- **WORK INSTRUCTIONS**
Every line containing the word "присоединения" needs to be found and copied.

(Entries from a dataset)

=======

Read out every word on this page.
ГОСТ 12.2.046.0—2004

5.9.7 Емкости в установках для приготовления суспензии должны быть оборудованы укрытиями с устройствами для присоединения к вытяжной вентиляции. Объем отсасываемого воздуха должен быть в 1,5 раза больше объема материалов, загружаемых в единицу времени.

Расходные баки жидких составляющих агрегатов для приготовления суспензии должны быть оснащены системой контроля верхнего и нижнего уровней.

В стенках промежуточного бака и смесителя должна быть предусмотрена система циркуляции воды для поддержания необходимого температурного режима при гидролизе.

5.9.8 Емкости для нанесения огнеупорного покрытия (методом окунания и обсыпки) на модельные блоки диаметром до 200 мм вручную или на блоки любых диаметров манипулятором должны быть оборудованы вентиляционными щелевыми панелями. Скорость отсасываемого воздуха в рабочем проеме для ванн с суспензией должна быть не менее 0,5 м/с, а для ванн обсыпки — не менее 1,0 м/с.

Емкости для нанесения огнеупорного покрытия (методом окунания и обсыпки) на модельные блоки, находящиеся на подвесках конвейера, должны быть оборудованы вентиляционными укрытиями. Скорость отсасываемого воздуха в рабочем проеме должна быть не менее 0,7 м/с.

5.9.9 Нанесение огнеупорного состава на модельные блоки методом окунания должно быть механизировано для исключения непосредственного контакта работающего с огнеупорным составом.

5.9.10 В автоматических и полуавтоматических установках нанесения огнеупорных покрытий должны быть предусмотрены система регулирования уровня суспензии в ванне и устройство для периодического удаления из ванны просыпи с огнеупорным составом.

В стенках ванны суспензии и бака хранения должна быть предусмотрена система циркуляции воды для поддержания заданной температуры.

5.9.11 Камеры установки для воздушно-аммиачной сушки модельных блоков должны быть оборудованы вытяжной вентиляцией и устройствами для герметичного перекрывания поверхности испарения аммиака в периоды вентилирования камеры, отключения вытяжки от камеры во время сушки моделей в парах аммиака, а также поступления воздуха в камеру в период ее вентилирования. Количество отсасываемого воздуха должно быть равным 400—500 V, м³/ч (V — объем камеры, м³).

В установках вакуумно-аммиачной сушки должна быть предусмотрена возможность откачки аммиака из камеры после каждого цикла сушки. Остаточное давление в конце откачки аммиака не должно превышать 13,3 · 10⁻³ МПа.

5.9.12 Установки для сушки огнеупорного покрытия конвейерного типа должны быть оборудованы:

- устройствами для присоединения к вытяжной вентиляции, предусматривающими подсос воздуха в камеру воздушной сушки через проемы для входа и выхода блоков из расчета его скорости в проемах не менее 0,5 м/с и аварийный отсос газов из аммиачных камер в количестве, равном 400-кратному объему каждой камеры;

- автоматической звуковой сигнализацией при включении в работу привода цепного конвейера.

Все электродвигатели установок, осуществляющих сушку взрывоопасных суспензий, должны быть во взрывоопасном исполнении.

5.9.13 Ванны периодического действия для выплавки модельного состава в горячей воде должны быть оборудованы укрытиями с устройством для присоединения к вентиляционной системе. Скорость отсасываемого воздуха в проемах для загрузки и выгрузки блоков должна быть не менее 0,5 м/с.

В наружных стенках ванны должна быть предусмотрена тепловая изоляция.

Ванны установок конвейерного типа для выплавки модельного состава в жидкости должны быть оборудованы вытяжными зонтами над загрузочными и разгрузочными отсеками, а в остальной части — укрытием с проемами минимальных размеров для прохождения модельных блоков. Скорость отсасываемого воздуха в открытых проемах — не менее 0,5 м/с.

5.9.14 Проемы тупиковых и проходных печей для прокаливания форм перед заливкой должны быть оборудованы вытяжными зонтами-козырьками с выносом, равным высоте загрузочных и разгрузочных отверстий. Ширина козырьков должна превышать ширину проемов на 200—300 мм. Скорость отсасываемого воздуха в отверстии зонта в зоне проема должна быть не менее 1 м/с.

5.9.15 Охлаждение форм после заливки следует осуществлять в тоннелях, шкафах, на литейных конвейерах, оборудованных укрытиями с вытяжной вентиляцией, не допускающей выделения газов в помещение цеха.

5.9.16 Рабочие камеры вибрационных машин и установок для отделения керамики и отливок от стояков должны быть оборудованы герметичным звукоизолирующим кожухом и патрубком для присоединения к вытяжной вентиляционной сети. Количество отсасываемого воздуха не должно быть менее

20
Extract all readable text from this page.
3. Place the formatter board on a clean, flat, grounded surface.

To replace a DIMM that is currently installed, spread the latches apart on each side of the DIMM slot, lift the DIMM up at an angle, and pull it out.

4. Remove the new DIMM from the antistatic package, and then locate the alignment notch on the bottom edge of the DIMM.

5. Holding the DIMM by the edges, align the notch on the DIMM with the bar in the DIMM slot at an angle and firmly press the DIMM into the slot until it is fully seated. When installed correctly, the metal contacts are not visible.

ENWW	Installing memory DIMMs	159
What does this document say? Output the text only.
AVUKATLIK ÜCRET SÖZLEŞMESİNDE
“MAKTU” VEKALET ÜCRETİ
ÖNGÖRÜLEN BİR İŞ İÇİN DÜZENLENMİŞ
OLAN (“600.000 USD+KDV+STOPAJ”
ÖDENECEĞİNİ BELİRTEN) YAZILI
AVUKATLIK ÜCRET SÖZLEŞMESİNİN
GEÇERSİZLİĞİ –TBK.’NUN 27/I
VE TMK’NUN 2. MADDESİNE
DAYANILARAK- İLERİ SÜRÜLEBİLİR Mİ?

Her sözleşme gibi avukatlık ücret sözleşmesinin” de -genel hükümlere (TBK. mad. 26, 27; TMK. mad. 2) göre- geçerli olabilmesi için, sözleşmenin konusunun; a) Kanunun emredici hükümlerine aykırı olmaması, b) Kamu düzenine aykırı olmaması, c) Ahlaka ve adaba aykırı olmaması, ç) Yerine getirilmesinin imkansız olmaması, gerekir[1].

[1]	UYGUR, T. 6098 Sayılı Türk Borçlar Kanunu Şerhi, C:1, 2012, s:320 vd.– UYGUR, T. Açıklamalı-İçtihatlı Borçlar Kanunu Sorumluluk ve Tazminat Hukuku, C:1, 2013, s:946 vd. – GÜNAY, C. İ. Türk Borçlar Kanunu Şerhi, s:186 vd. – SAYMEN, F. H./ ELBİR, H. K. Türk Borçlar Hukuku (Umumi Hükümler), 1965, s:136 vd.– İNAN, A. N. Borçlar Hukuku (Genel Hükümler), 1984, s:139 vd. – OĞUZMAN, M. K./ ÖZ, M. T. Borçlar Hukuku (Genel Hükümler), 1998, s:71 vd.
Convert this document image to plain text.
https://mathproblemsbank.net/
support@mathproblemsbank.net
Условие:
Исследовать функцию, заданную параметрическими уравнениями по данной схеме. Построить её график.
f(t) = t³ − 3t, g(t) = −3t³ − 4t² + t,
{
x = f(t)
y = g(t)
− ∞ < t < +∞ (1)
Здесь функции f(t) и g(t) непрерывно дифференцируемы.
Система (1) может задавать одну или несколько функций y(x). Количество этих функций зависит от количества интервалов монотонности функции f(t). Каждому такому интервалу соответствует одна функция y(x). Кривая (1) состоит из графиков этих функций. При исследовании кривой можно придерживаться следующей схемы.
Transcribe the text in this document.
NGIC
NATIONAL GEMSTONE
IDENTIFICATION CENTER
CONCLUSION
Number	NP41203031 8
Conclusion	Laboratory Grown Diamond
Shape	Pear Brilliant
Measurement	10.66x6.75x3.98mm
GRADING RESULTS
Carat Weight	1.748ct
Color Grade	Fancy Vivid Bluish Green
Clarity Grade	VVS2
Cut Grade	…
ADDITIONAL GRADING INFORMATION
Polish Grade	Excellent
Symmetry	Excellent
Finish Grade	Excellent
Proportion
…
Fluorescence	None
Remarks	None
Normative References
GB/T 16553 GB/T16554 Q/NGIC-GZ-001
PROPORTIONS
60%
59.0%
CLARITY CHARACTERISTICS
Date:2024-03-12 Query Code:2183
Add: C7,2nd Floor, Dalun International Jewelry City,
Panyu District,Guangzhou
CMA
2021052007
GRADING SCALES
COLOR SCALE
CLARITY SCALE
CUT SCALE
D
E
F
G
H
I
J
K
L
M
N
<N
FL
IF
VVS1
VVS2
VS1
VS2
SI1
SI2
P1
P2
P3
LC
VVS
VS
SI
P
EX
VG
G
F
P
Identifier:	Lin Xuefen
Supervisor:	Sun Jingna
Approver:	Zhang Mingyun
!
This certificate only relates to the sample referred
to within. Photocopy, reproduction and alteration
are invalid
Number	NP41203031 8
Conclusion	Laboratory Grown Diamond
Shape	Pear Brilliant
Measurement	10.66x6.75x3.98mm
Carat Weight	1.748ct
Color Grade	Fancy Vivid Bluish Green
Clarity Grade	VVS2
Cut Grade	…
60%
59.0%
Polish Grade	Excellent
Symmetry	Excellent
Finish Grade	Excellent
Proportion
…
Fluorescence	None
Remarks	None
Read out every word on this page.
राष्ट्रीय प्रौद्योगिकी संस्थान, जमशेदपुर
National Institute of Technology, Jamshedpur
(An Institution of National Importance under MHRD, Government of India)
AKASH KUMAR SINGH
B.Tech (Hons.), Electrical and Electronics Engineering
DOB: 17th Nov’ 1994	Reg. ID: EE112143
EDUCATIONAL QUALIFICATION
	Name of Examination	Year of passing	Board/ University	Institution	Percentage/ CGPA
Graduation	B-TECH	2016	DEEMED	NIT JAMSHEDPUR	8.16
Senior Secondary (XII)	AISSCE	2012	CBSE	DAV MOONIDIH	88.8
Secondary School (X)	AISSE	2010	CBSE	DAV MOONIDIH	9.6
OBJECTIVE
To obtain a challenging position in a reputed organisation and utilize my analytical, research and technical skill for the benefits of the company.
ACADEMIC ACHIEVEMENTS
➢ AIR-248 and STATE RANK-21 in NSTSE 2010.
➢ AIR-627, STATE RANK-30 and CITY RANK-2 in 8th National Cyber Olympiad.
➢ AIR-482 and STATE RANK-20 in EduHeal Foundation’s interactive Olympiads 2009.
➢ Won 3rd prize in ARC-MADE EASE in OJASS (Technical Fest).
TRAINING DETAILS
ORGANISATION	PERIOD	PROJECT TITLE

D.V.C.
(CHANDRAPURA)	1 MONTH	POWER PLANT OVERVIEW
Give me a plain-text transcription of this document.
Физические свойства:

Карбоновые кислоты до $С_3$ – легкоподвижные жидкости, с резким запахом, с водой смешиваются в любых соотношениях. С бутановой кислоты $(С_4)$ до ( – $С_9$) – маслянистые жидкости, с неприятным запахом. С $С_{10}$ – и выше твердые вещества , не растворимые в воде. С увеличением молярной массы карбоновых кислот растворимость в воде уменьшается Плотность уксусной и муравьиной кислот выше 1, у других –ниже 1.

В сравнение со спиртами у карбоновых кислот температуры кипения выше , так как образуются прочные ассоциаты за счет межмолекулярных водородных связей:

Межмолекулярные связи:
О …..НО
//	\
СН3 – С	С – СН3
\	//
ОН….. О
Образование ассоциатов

=======

- **IN RESPONSE**
5.9.7 Емкости в установках для приготовления суспензии должны быть оборудованы укрытиями с устройствами для присоединения к вытяжной вентиляции. Объем отсасываемого воздуха должен быть в 1,5 раза больше объема материалов, загружаемых в единицу времени.
- устройствами для присоединения к вытяжной вентиляции, предусматривающими подсос воздуха в камеру воздушной сушки через проемы для входа и выхода блоков из расчета его скорости в проемах не менее 0,5 м/с и аварийный отсос газов из аммиачных камер в количестве, равном 400-кратному объему каждой камеры;
5.9.13 Ванны периодического действия для выплавки модельного состава в горячей воде должны быть оборудованы укрытиями с устройством для присоединения к вентиляционной системе. Скорость отсасываемого воздуха в проемах для загрузки и выгрузки блоков должна быть не менее 0,5 м/с.
5.9.16 Рабочие камеры вибрационных машин и установок для отделения керамики и отливок от стояков должны быть оборудованы герметичным звукоизолирующим кожухом и патрубком для присоединения к вытяжной вентиляционной сети. Количество отсасываемого воздуха не должно быть менее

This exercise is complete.